Raw data:
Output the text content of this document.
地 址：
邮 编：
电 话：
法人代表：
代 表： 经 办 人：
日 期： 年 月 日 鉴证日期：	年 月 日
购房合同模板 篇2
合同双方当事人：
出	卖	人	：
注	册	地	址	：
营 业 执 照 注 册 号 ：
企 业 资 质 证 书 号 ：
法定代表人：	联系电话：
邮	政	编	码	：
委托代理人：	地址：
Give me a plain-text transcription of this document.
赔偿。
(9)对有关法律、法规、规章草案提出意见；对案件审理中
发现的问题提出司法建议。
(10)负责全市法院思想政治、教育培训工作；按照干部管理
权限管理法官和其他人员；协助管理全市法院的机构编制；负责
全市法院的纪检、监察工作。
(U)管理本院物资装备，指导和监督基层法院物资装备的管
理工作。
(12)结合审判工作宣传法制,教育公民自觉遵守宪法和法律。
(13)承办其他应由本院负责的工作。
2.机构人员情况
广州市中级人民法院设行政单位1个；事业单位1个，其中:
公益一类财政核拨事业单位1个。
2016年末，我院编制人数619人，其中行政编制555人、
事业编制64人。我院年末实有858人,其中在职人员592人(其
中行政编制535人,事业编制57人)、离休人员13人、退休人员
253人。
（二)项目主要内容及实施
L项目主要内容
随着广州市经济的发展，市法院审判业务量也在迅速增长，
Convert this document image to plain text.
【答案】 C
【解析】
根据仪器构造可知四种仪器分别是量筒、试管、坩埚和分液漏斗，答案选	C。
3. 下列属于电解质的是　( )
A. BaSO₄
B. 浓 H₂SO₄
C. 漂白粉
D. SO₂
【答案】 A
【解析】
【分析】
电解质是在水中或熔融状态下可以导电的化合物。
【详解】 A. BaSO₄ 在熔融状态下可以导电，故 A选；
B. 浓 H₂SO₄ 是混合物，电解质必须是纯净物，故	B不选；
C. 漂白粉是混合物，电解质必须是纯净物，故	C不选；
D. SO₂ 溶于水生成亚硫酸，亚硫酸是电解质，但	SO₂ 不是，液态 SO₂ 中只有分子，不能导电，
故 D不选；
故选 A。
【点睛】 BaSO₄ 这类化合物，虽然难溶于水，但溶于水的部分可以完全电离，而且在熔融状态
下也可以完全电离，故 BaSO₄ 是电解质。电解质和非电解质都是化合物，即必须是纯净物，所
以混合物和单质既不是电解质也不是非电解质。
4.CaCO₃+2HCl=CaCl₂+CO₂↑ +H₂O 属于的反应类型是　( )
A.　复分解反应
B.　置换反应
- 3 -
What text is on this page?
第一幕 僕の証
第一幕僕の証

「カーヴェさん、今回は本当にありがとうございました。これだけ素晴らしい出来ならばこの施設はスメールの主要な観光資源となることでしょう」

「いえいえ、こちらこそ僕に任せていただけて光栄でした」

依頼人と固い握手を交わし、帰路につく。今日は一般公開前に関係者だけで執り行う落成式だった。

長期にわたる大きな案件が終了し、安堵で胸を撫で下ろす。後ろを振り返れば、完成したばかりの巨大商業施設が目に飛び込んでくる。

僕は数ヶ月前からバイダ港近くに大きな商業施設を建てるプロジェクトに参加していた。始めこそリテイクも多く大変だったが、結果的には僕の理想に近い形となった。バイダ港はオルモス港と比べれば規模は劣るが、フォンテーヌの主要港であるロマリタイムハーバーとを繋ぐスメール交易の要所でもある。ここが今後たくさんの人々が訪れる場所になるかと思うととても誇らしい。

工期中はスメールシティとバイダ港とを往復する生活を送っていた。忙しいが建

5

Your goal:
Copy down the whole of the data above, matching it exactly.

Response to this task:
Output the text content of this document.
地 址：
邮 编：
电 话：
法人代表：
代 表： 经 办 人：
日 期： 年 月 日 鉴证日期：	年 月 日
购房合同模板 篇2
合同双方当事人：
出	卖	人	：
注	册	地	址	：
营 业 执 照 注 册 号 ：
企 业 资 质 证 书 号 ：
法定代表人：	联系电话：
邮	政	编	码	：
委托代理人：	地址：
Give me a plain-text transcription of this document.
赔偿。
(9)对有关法律、法规、规章草案提出意见；对案件审理中
发现的问题提出司法建议。
(10)负责全市法院思想政治、教育培训工作；按照干部管理
权限管理法官和其他人员；协助管理全市法院的机构编制；负责
全市法院的纪检、监察工作。
(U)管理本院物资装备，指导和监督基层法院物资装备的管
理工作。
(12)结合审判工作宣传法制,教育公民自觉遵守宪法和法律。
(13)承办其他应由本院负责的工作。
2.机构人员情况
广州市中级人民法院设行政单位1个；事业单位1个，其中:
公益一类财政核拨事业单位1个。
2016年末，我院编制人数619人，其中行政编制555人、
事业编制64人。我院年末实有858人,其中在职人员592人(其
中行政编制535人,事业编制57人)、离休人员13人、退休人员
253人。
（二)项目主要内容及实施
L项目主要内容
随着广州市经济的发展，市法院审判业务量也在迅速增长，
Convert this document image to plain text.
【答案】 C
【解析】
根据仪器构造可知四种仪器分别是量筒、试管、坩埚和分液漏斗，答案选	C。
3. 下列属于电解质的是　( )
A. BaSO₄
B. 浓 H₂SO₄
C. 漂白粉
D. SO₂
【答案】 A
【解析】
【分析】
电解质是在水中或熔融状态下可以导电的化合物。
【详解】 A. BaSO₄ 在熔融状态下可以导电，故 A选；
B. 浓 H₂SO₄ 是混合物，电解质必须是纯净物，故	B不选；
C. 漂白粉是混合物，电解质必须是纯净物，故	C不选；
D. SO₂ 溶于水生成亚硫酸，亚硫酸是电解质，但	SO₂ 不是，液态 SO₂ 中只有分子，不能导电，
故 D不选；
故选 A。
【点睛】 BaSO₄ 这类化合物，虽然难溶于水，但溶于水的部分可以完全电离，而且在熔融状态
下也可以完全电离，故 BaSO₄ 是电解质。电解质和非电解质都是化合物，即必须是纯净物，所
以混合物和单质既不是电解质也不是非电解质。
4.CaCO₃+2HCl=CaCl₂+CO₂↑ +H₂O 属于的反应类型是　( )
A.　复分解反应
B.　置换反应
- 3 -
What text is on this page?
第一幕 僕の証
第一幕僕の証

「カーヴェさん、今回は本当にありがとうございました。これだけ素晴らしい出来ならばこの施設はスメールの主要な観光資源となることでしょう」

「いえいえ、こちらこそ僕に任せていただけて光栄でした」

依頼人と固い握手を交わし、帰路につく。今日は一般公開前に関係者だけで執り行う落成式だった。

長期にわたる大きな案件が終了し、安堵で胸を撫で下ろす。後ろを振り返れば、完成したばかりの巨大商業施設が目に飛び込んでくる。

僕は数ヶ月前からバイダ港近くに大きな商業施設を建てるプロジェクトに参加していた。始めこそリテイクも多く大変だったが、結果的には僕の理想に近い形となった。バイダ港はオルモス港と比べれば規模は劣るが、フォンテーヌの主要港であるロマリタイムハーバーとを繋ぐスメール交易の要所でもある。ここが今後たくさんの人々が訪れる場所になるかと思うととても誇らしい。

工期中はスメールシティとバイダ港とを往復する生活を送っていた。忙しいが建

5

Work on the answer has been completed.